# Start of EXCERPT PROVIDED
Thanks Kimberly! I'm usually pretty good at this, but it takes me a week or two, and usually by the time they are 2 weeks old, I've stewed on it enough and have decided what their names are. 8) But I wanted to get these babies named sooner! Most have their forever homes waiting for them, so wanted names so everyone would know which is which. 

Farah


----------



## Havtahava (Aug 20, 2006)

I totally understand! I'm itching if my pups don't have litter identification names by the time they are two days old. LOL!

I don't know if you remember, but I still take notice of anything with Presto. He was my buddy here when he was so young. I got to see him at our weekly conformation classes too. That was before he was "Presto", but I haven't forgotten him!


----------



## Wyndward Havanese (May 9, 2008)

That's right! You knew him when he was "Zack!" He is just a darling boy. He makes us smile everyday. He is a clown, and loves his mommy SOOO much! 

The only problem with starting this thread is now I have TOO many good ideas. 8)


----------



## Havtahava (Aug 20, 2006)

Save them! You'll want to have some reserve ideas for another day.


----------



## Evye's Mom (Dec 16, 2008)

What adorable wee-little pups. I am very partial to the little sable girl. Looks exactly like Evye when she was first born. I'm favoring the football theme given the Super Bowl. You got lots of great ideas here. Congratulations.
# End of EXCERPT PROVIDED
# Start of DATASET ENTRIES
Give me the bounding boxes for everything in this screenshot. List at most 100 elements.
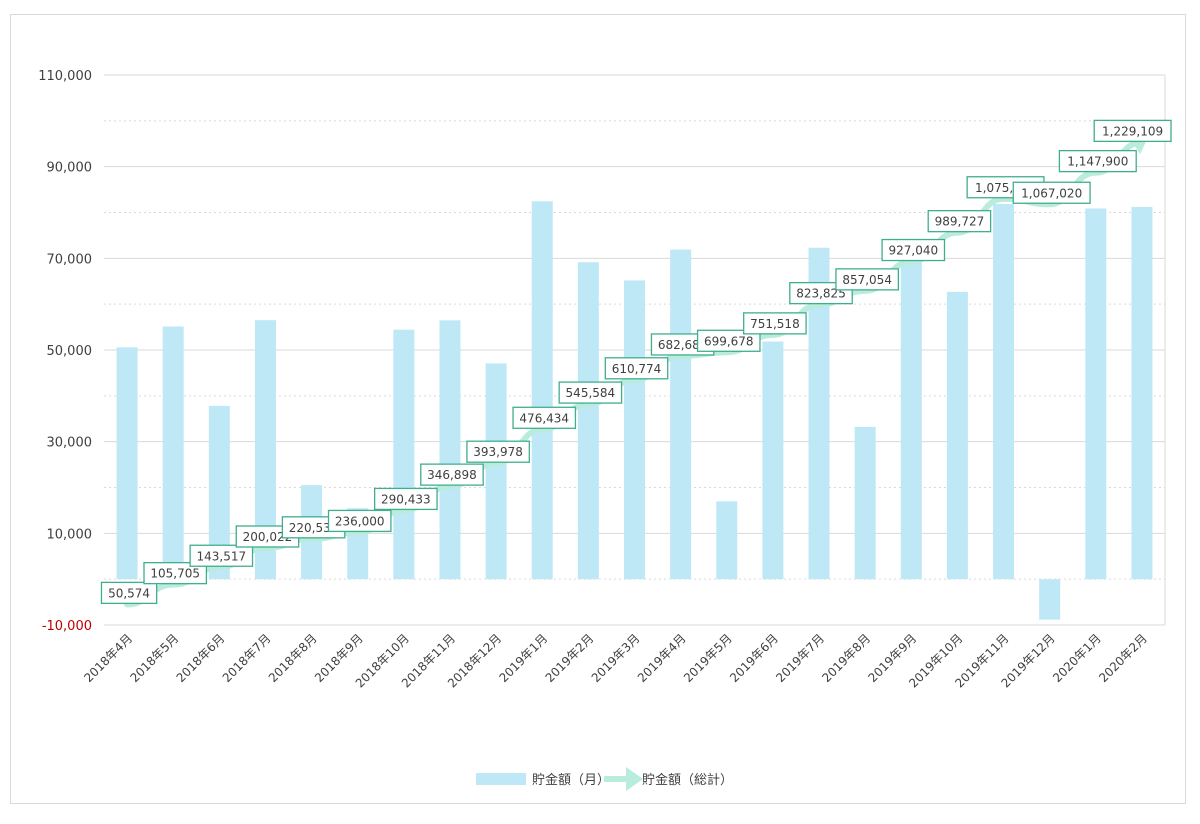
data-label-text: 476,434 — [519, 411, 569, 425]
x-tick-label: 2018年4月 — [81, 631, 135, 685]
x-tick-label: 2020年2月 — [1096, 631, 1150, 685]
bar-1 — [116, 347, 138, 580]
data-label-total-14: 699,678 — [696, 329, 761, 352]
y-tick-label: 90,000 — [47, 161, 93, 176]
bar-21 — [1039, 579, 1061, 620]
x-axis: 2018年4月2018年5月2018年6月2018年7月2018年8月2018年… — [81, 631, 1150, 690]
data-label-box — [512, 406, 577, 429]
data-label-total-8: 346,898 — [420, 463, 484, 486]
chart-svg: -10,000 10,000 30,000 50,000 70,000 90,000 110… — [38, 69, 1172, 791]
x-tick-label: 2018年8月 — [266, 631, 320, 685]
bar-18 — [900, 258, 922, 580]
y-tick-label: 50,000 — [47, 344, 93, 359]
data-label-box — [373, 487, 438, 511]
x-tick-label: 2018年6月 — [174, 631, 228, 685]
data-label-box — [696, 329, 761, 352]
x-tick-label: 2018年7月 — [220, 631, 274, 685]
bar-16 — [808, 247, 830, 580]
bar-4 — [254, 320, 276, 580]
data-label-box — [881, 238, 946, 262]
data-label-total-2: 105,705 — [143, 562, 208, 585]
data-label-total-7: 290,433 — [373, 487, 438, 511]
bar-series-monthly — [116, 201, 1153, 620]
data-label-box — [1058, 149, 1137, 173]
data-label-box — [927, 210, 992, 233]
bar-20 — [993, 204, 1015, 580]
x-tick-label: 2019年2月 — [543, 631, 597, 685]
x-tick-label: 2020年1月 — [1050, 631, 1104, 685]
data-label-total-15: 751,518 — [743, 312, 807, 335]
x-tick-label: 2019年8月 — [819, 631, 873, 685]
data-label-text: 1,147,900 — [1067, 155, 1128, 169]
data-label-box — [1093, 119, 1172, 143]
data-label-text: 143,517 — [197, 549, 247, 563]
data-label-total-21: 1,067,020 — [1012, 181, 1091, 204]
data-label-total-17: 857,054 — [835, 268, 900, 291]
x-tick-label: 2019年6月 — [727, 631, 781, 685]
bar-7 — [393, 329, 415, 580]
data-label-text: 50,574 — [108, 586, 150, 600]
x-tick-label: 2018年5月 — [127, 631, 181, 685]
data-label-box — [189, 544, 254, 567]
legend-swatch-total — [604, 767, 643, 791]
bar-23 — [1131, 206, 1153, 580]
data-label-box — [327, 509, 392, 533]
data-label-total-5: 220,538 — [281, 516, 346, 539]
bar-10 — [531, 201, 553, 580]
bar-13 — [670, 249, 692, 580]
legend-label-monthly: 貯金額（月） — [532, 772, 610, 788]
data-label-text: 823,825 — [796, 287, 846, 301]
data-label-box — [558, 381, 623, 404]
legend-swatch-monthly — [476, 773, 526, 785]
data-label-text: 751,518 — [750, 317, 800, 331]
data-label-text: 545,584 — [566, 386, 616, 400]
bar-14 — [716, 501, 738, 580]
legend-label-total: 貯金額（総計） — [642, 772, 733, 788]
data-label-text: 236,000 — [335, 514, 385, 528]
x-tick-label: 2019年4月 — [635, 631, 689, 685]
data-label-total-1: 50,574 — [100, 581, 158, 605]
data-label-text: 857,054 — [842, 273, 892, 287]
chart-frame: -10,000 10,000 30,000 50,000 70,000 90,000 110… — [10, 14, 1186, 804]
y-tick-label: 10,000 — [47, 527, 93, 542]
bar-3 — [208, 405, 230, 580]
x-tick-label: 2019年7月 — [773, 631, 827, 685]
bar-15 — [762, 341, 784, 580]
data-label-text: 927,040 — [888, 244, 938, 258]
data-label-box — [420, 463, 484, 486]
y-tick-label: -10,000 — [42, 619, 92, 634]
bar-12 — [624, 280, 645, 580]
x-tick-label: 2019年3月 — [589, 631, 643, 685]
data-label-total-10: 476,434 — [512, 406, 577, 429]
data-label-box — [743, 312, 807, 335]
data-label-total-12: 610,774 — [604, 357, 669, 380]
data-label-total-18: 927,040 — [881, 238, 946, 262]
data-label-text: 290,433 — [381, 492, 431, 506]
data-label-box — [604, 357, 669, 380]
data-label-text: 699,678 — [704, 334, 754, 348]
y-tick-label: 110,000 — [38, 69, 92, 84]
data-label-text: 200,022 — [243, 530, 293, 544]
data-label-text: 989,727 — [935, 215, 985, 229]
y-tick-label: 30,000 — [47, 436, 93, 451]
data-label-box — [1012, 181, 1091, 204]
data-label-total-6: 236,000 — [327, 509, 392, 533]
y-axis: -10,000 10,000 30,000 50,000 70,000 90,000 110… — [38, 69, 92, 634]
bar-17 — [854, 426, 876, 580]
data-label-total-9: 393,978 — [466, 440, 530, 463]
data-label-text: 346,898 — [427, 468, 477, 482]
data-label-text: 393,978 — [473, 445, 523, 459]
data-label-text: 220,538 — [289, 521, 339, 535]
data-label-text: 1,229,109 — [1102, 124, 1163, 138]
data-label-text: 1,067,020 — [1021, 186, 1082, 200]
data-label-box — [143, 562, 208, 585]
legend: 貯金額（月） 貯金額（総計） — [476, 767, 733, 791]
data-label-text: 610,774 — [612, 362, 662, 376]
data-label-box — [466, 440, 530, 463]
data-label-total-23: 1,229,109 — [1093, 119, 1172, 143]
x-tick-label: 2019年1月 — [496, 631, 550, 685]
data-label-box — [835, 268, 900, 291]
bar-9 — [485, 363, 507, 580]
bar-22 — [1085, 208, 1107, 580]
# End of DATASET ENTRIES
### [TASKS TO PERFORM]
**1.** In the listing, could you copy out word for word the lines from the one with "data-label-text: 476,434 —" to the one with "data-label-total-21: 1,067,020 —", both included, and nothing else?
**2.** How would the forum thread about naming the new puppies continue? Write the next part, picking up after its last post.

### [EXPECTED RESULTS]
**1.**
data-label-text: 476,434 — [519, 411, 569, 425]
x-tick-label: 2018年4月 — [81, 631, 135, 685]
x-tick-label: 2020年2月 — [1096, 631, 1150, 685]
bar-1 — [116, 347, 138, 580]
data-label-total-14: 699,678 — [696, 329, 761, 352]
y-tick-label: 90,000 — [47, 161, 93, 176]
bar-21 — [1039, 579, 1061, 620]
x-axis: 2018年4月2018年5月2018年6月2018年7月2018年8月2018年… — [81, 631, 1150, 690]
data-label-box — [512, 406, 577, 429]
data-label-total-8: 346,898 — [420, 463, 484, 486]
chart-svg: -10,000 10,000 30,000 50,000 70,000 90,000 110… — [38, 69, 1172, 791]
x-tick-label: 2018年8月 — [266, 631, 320, 685]
bar-18 — [900, 258, 922, 580]
y-tick-label: 50,000 — [47, 344, 93, 359]
data-label-box — [373, 487, 438, 511]
x-tick-label: 2018年6月 — [174, 631, 228, 685]
data-label-box — [696, 329, 761, 352]
x-tick-label: 2018年7月 — [220, 631, 274, 685]
bar-16 — [808, 247, 830, 580]
bar-4 — [254, 320, 276, 580]
data-label-box — [881, 238, 946, 262]
data-label-total-2: 105,705 — [143, 562, 208, 585]
data-label-total-7: 290,433 — [373, 487, 438, 511]
bar-series-monthly — [116, 201, 1153, 620]
data-label-box — [1058, 149, 1137, 173]
data-label-box — [927, 210, 992, 233]
bar-20 — [993, 204, 1015, 580]
x-tick-label: 2019年2月 — [543, 631, 597, 685]
x-tick-label: 2020年1月 — [1050, 631, 1104, 685]
data-label-total-15: 751,518 — [743, 312, 807, 335]
x-tick-label: 2019年8月 — [819, 631, 873, 685]
data-label-text: 1,147,900 — [1067, 155, 1128, 169]
data-label-box — [1093, 119, 1172, 143]
data-label-text: 143,517 — [197, 549, 247, 563]
data-label-total-21: 1,067,020 — [1012, 181, 1091, 204]

**2.**
----------



## Missy (Nov 6, 2006)

Farah...I love the name game...and I will be happy to trade some name ideas for a little girl ....What a great assortment of colors-- I can't wait to watch them grow. Do you think the sables will stay red like their mom?

As the proud inventor of the IWAP, can I just say...well, IWAP!!!

i'll be back with some ideas


----------



## Wyndward Havanese (May 9, 2008)

Missy, you are too funny! One of these days you'll get a puppy, and won't we all faint! 8) 

Looking forward to your name ideas?

Both parents of this litter are sables with grey masks, so I think this little girl will probably keep some color, and not cream out completely. This is Visa's first litter, but from what Presto has produced before, they seem to hold color, which is nice.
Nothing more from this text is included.